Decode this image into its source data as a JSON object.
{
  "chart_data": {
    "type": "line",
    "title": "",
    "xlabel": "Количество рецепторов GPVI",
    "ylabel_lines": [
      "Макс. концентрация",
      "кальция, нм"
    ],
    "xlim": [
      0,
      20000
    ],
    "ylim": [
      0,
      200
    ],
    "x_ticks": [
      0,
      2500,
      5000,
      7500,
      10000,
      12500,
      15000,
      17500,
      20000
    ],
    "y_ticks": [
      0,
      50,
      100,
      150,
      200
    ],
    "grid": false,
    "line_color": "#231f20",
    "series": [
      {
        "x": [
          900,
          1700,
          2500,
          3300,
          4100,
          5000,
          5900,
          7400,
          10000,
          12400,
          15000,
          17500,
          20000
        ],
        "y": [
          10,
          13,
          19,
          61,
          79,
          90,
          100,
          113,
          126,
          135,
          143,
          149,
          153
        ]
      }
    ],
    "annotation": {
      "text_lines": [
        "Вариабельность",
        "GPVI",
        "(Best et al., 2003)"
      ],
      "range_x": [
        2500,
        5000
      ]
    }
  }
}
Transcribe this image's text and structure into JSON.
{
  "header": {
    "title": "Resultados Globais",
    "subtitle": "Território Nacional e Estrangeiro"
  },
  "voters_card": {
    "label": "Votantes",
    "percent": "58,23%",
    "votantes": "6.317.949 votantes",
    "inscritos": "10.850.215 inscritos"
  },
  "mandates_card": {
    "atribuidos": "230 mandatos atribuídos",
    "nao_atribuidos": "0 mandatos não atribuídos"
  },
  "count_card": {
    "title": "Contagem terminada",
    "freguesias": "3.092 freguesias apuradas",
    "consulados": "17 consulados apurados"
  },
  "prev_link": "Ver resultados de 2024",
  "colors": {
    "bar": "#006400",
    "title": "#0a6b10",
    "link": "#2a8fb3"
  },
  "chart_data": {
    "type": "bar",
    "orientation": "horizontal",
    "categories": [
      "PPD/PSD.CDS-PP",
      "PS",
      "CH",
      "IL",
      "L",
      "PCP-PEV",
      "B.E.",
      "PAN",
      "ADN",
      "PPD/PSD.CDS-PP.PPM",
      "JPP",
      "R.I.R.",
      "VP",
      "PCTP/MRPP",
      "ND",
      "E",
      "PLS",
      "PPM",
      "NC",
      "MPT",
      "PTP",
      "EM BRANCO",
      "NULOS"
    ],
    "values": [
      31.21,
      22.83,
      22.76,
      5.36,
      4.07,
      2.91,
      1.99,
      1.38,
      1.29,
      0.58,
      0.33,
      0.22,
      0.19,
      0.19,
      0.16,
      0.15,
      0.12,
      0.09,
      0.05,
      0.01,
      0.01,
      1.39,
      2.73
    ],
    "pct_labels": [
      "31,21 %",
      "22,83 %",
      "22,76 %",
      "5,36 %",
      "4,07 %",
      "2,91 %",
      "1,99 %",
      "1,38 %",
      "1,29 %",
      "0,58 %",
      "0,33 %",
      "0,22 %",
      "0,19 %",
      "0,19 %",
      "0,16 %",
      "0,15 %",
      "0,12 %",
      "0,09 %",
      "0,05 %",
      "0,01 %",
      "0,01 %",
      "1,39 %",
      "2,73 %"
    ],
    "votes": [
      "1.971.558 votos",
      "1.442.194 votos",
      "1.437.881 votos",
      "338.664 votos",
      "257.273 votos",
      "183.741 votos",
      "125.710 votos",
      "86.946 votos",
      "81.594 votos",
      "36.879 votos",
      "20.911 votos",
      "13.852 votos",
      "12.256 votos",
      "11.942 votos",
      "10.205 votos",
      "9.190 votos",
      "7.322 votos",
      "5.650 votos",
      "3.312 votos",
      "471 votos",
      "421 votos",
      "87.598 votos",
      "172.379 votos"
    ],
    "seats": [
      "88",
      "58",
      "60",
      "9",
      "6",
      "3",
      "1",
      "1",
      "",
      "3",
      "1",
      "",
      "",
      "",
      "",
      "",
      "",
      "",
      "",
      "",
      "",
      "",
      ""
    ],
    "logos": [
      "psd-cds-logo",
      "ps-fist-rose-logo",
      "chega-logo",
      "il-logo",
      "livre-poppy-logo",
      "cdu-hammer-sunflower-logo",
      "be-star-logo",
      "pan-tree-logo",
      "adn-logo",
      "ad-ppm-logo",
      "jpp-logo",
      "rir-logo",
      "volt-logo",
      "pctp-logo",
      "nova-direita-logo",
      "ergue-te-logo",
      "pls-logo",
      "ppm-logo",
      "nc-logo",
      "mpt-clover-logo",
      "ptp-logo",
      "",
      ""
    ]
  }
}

# # #

# PROBLEM STATEMENT
Pull out each record as written and restate it exactly.

# FINAL RESULT
Decode this image into its source data as a JSON object.
{
  "chart_data": {
    "type": "line",
    "title": "",
    "xlabel": "Количество рецепторов GPVI",
    "ylabel_lines": [
      "Макс. концентрация",
      "кальция, нм"
    ],
    "xlim": [
      0,
      20000
    ],
    "ylim": [
      0,
      200
    ],
    "x_ticks": [
      0,
      2500,
      5000,
      7500,
      10000,
      12500,
      15000,
      17500,
      20000
    ],
    "y_ticks": [
      0,
      50,
      100,
      150,
      200
    ],
    "grid": false,
    "line_color": "#231f20",
    "series": [
      {
        "x": [
          900,
          1700,
          2500,
          3300,
          4100,
          5000,
          5900,
          7400,
          10000,
          12400,
          15000,
          17500,
          20000
        ],
        "y": [
          10,
          13,
          19,
          61,
          79,
          90,
          100,
          113,
          126,
          135,
          143,
          149,
          153
        ]
      }
    ],
    "annotation": {
      "text_lines": [
        "Вариабельность",
        "GPVI",
        "(Best et al., 2003)"
      ],
      "range_x": [
        2500,
        5000
      ]
    }
  }
}
Transcribe this image's text and structure into JSON.
{
  "header": {
    "title": "Resultados Globais",
    "subtitle": "Território Nacional e Estrangeiro"
  },
  "voters_card": {
    "label": "Votantes",
    "percent": "58,23%",
    "votantes": "6.317.949 votantes",
    "inscritos": "10.850.215 inscritos"
  },
  "mandates_card": {
    "atribuidos": "230 mandatos atribuídos",
    "nao_atribuidos": "0 mandatos não atribuídos"
  },
  "count_card": {
    "title": "Contagem terminada",
    "freguesias": "3.092 freguesias apuradas",
    "consulados": "17 consulados apurados"
  },
  "prev_link": "Ver resultados de 2024",
  "colors": {
    "bar": "#006400",
    "title": "#0a6b10",
    "link": "#2a8fb3"
  },
  "chart_data": {
    "type": "bar",
    "orientation": "horizontal",
    "categories": [
      "PPD/PSD.CDS-PP",
      "PS",
      "CH",
      "IL",
      "L",
      "PCP-PEV",
      "B.E.",
      "PAN",
      "ADN",
      "PPD/PSD.CDS-PP.PPM",
      "JPP",
      "R.I.R.",
      "VP",
      "PCTP/MRPP",
      "ND",
      "E",
      "PLS",
      "PPM",
      "NC",
      "MPT",
      "PTP",
      "EM BRANCO",
      "NULOS"
    ],
    "values": [
      31.21,
      22.83,
      22.76,
      5.36,
      4.07,
      2.91,
      1.99,
      1.38,
      1.29,
      0.58,
      0.33,
      0.22,
      0.19,
      0.19,
      0.16,
      0.15,
      0.12,
      0.09,
      0.05,
      0.01,
      0.01,
      1.39,
      2.73
    ],
    "pct_labels": [
      "31,21 %",
      "22,83 %",
      "22,76 %",
      "5,36 %",
      "4,07 %",
      "2,91 %",
      "1,99 %",
      "1,38 %",
      "1,29 %",
      "0,58 %",
      "0,33 %",
      "0,22 %",
      "0,19 %",
      "0,19 %",
      "0,16 %",
      "0,15 %",
      "0,12 %",
      "0,09 %",
      "0,05 %",
      "0,01 %",
      "0,01 %",
      "1,39 %",
      "2,73 %"
    ],
    "votes": [
      "1.971.558 votos",
      "1.442.194 votos",
      "1.437.881 votos",
      "338.664 votos",
      "257.273 votos",
      "183.741 votos",
      "125.710 votos",
      "86.946 votos",
      "81.594 votos",
      "36.879 votos",
      "20.911 votos",
      "13.852 votos",
      "12.256 votos",
      "11.942 votos",
      "10.205 votos",
      "9.190 votos",
      "7.322 votos",
      "5.650 votos",
      "3.312 votos",
      "471 votos",
      "421 votos",
      "87.598 votos",
      "172.379 votos"
    ],
    "seats": [
      "88",
      "58",
      "60",
      "9",
      "6",
      "3",
      "1",
      "1",
      "",
      "3",
      "1",
      "",
      "",
      "",
      "",
      "",
      "",
      "",
      "",
      "",
      "",
      "",
      ""
    ],
    "logos": [
      "psd-cds-logo",
      "ps-fist-rose-logo",
      "chega-logo",
      "il-logo",
      "livre-poppy-logo",
      "cdu-hammer-sunflower-logo",
      "be-star-logo",
      "pan-tree-logo",
      "adn-logo",
      "ad-ppm-logo",
      "jpp-logo",
      "rir-logo",
      "volt-logo",
      "pctp-logo",
      "nova-direita-logo",
      "ergue-te-logo",
      "pls-logo",
      "ppm-logo",
      "nc-logo",
      "mpt-clover-logo",
      "ptp-logo",
      "",
      ""
    ]
  }
}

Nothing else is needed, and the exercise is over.